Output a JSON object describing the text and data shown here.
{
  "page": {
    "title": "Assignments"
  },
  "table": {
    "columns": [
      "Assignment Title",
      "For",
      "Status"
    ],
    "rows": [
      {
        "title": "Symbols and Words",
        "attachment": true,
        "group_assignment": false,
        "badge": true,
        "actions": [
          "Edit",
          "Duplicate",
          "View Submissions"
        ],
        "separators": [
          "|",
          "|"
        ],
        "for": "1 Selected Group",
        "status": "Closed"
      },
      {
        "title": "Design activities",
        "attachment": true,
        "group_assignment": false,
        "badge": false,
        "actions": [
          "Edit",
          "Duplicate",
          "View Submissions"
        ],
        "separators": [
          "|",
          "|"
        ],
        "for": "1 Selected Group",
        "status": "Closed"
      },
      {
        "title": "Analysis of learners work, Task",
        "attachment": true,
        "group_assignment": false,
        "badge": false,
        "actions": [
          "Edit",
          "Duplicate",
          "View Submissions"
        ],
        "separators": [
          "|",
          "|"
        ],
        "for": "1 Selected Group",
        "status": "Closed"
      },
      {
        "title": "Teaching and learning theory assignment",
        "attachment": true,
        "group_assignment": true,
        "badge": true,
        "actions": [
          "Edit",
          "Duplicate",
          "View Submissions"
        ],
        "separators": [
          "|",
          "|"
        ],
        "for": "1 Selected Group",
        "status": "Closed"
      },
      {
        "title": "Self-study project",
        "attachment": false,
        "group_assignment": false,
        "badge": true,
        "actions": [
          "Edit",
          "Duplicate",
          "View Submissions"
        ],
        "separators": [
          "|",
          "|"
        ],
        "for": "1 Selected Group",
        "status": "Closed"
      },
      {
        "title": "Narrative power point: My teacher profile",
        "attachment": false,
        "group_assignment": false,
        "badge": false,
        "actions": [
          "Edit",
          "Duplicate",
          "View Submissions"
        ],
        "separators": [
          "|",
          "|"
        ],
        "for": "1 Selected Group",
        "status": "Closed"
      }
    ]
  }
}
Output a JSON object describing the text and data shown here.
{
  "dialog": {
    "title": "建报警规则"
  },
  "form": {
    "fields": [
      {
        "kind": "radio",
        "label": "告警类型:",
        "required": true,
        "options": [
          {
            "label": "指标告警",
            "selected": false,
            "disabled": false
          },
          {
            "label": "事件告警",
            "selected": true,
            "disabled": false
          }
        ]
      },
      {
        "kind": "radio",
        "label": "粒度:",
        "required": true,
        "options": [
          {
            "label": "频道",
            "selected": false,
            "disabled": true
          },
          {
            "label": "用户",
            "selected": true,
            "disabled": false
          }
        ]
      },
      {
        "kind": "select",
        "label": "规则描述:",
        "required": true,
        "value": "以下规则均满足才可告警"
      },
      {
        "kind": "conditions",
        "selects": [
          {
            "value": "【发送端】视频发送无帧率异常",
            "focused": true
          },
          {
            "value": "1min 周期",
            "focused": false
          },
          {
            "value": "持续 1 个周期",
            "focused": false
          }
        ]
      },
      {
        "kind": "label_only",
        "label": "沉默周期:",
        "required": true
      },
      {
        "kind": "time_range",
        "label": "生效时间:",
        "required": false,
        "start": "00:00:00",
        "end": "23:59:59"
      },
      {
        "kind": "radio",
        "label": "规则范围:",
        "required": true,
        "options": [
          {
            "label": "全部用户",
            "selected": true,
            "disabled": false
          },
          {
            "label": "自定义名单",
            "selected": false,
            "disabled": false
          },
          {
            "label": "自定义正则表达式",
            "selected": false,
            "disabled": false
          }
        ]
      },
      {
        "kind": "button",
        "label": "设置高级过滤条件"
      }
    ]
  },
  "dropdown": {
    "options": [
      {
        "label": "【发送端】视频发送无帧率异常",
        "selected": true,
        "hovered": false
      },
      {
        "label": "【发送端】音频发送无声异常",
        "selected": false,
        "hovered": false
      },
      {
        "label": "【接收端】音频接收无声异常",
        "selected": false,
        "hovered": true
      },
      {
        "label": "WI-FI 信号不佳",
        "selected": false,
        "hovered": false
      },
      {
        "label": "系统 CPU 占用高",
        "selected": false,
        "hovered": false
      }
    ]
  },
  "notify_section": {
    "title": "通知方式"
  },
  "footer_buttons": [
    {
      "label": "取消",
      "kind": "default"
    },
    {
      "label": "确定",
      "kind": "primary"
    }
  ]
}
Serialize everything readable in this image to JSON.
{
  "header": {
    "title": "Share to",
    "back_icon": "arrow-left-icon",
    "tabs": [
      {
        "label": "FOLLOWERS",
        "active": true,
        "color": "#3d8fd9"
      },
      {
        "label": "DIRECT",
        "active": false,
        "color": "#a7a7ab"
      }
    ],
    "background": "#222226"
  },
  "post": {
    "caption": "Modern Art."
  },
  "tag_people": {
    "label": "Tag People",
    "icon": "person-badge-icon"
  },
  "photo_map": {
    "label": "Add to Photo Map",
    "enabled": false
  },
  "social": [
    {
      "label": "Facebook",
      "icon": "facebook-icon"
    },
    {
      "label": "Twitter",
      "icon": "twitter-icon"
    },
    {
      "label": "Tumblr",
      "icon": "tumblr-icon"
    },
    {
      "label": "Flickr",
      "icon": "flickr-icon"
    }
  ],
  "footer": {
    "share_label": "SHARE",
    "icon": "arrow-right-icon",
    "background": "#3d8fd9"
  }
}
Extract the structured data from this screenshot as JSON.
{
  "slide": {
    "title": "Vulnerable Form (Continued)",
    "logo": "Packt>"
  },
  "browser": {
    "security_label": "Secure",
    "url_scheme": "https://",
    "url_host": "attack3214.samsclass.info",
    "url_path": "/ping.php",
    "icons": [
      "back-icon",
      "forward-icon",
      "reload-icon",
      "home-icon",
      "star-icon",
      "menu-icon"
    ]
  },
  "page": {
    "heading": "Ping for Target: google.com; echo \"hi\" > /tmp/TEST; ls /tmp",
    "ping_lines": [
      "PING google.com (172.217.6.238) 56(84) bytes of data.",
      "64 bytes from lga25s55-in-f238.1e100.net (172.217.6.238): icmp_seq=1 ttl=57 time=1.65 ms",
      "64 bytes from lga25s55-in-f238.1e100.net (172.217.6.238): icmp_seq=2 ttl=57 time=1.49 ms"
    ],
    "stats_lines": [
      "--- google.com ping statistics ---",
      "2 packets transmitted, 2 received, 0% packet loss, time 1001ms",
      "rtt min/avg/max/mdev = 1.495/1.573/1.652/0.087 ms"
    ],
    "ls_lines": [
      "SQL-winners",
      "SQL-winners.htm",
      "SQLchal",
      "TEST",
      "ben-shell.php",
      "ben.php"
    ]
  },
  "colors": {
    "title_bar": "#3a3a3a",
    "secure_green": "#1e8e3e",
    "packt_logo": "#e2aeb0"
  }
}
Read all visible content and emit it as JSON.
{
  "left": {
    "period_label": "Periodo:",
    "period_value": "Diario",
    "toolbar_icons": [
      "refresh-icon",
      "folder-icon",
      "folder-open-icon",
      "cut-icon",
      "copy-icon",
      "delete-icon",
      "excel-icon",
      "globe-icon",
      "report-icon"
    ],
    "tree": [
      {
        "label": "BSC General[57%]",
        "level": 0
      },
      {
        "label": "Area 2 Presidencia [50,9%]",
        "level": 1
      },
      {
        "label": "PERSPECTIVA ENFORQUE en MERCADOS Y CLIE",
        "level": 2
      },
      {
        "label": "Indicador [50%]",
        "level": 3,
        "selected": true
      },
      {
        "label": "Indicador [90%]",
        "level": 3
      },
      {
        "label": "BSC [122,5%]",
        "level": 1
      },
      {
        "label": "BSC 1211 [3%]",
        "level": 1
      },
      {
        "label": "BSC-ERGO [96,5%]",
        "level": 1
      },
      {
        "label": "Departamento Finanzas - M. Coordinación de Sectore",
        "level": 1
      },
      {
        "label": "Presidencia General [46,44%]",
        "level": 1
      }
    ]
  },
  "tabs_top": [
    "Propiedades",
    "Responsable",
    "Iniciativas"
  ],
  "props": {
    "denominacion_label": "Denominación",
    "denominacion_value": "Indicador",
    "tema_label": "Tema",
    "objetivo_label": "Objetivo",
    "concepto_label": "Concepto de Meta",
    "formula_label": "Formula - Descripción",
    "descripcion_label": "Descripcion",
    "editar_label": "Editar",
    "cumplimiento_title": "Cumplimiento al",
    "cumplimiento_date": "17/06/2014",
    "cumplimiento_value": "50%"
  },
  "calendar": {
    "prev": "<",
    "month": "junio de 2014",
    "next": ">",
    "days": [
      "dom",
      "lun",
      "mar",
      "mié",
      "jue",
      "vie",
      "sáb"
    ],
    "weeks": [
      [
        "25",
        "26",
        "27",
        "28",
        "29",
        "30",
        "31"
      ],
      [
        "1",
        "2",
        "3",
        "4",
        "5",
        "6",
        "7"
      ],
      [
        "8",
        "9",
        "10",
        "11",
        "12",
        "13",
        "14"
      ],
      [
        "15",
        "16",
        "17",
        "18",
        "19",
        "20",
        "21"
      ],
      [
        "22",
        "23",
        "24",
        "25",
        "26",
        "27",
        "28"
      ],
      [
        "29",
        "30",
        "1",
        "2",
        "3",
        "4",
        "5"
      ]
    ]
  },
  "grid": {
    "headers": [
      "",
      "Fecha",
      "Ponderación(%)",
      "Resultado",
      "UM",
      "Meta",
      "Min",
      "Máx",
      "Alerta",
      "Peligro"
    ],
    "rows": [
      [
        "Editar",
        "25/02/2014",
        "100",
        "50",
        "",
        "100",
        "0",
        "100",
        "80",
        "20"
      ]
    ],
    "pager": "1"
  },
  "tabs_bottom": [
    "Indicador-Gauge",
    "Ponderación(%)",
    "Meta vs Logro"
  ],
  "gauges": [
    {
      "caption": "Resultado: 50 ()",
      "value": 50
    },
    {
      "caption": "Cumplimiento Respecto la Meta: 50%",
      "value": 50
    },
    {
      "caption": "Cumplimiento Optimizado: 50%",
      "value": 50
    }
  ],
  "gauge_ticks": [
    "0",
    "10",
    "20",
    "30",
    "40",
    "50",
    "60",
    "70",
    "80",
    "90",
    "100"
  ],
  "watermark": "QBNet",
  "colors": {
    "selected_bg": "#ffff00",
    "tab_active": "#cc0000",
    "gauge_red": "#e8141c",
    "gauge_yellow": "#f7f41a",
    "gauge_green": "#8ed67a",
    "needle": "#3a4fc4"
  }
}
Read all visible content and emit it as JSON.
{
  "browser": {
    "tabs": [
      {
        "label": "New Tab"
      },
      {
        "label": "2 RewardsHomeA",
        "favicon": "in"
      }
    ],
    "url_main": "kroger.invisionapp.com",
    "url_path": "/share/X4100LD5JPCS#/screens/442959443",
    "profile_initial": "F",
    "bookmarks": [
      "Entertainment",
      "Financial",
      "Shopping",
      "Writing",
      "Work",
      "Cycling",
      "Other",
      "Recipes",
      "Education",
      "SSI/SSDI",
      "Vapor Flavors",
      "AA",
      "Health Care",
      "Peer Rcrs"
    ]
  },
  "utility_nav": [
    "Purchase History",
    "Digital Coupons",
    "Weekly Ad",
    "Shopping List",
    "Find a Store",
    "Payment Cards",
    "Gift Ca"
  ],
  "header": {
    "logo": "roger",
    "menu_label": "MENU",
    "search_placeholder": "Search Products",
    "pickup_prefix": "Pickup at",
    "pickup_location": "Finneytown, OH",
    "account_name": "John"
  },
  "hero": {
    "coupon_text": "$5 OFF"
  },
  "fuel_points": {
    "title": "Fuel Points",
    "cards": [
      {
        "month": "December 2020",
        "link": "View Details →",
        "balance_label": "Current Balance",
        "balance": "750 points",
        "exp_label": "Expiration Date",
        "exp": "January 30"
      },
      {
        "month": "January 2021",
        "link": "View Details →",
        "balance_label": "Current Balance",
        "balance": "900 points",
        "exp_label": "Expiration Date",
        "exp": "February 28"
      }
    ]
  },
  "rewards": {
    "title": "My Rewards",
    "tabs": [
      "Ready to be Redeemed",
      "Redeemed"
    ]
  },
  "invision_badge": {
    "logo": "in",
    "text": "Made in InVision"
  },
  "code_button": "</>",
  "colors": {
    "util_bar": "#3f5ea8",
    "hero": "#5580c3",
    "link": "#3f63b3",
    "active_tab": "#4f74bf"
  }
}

THE REQUEST:
In the material above, show every line where the word "Indicador" turns up.

THE COMPLETED TASK:
        "label": "Indicador [50%]",
        "label": "Indicador [90%]",
    "denominacion_value": "Indicador",
    "Indicador-Gauge",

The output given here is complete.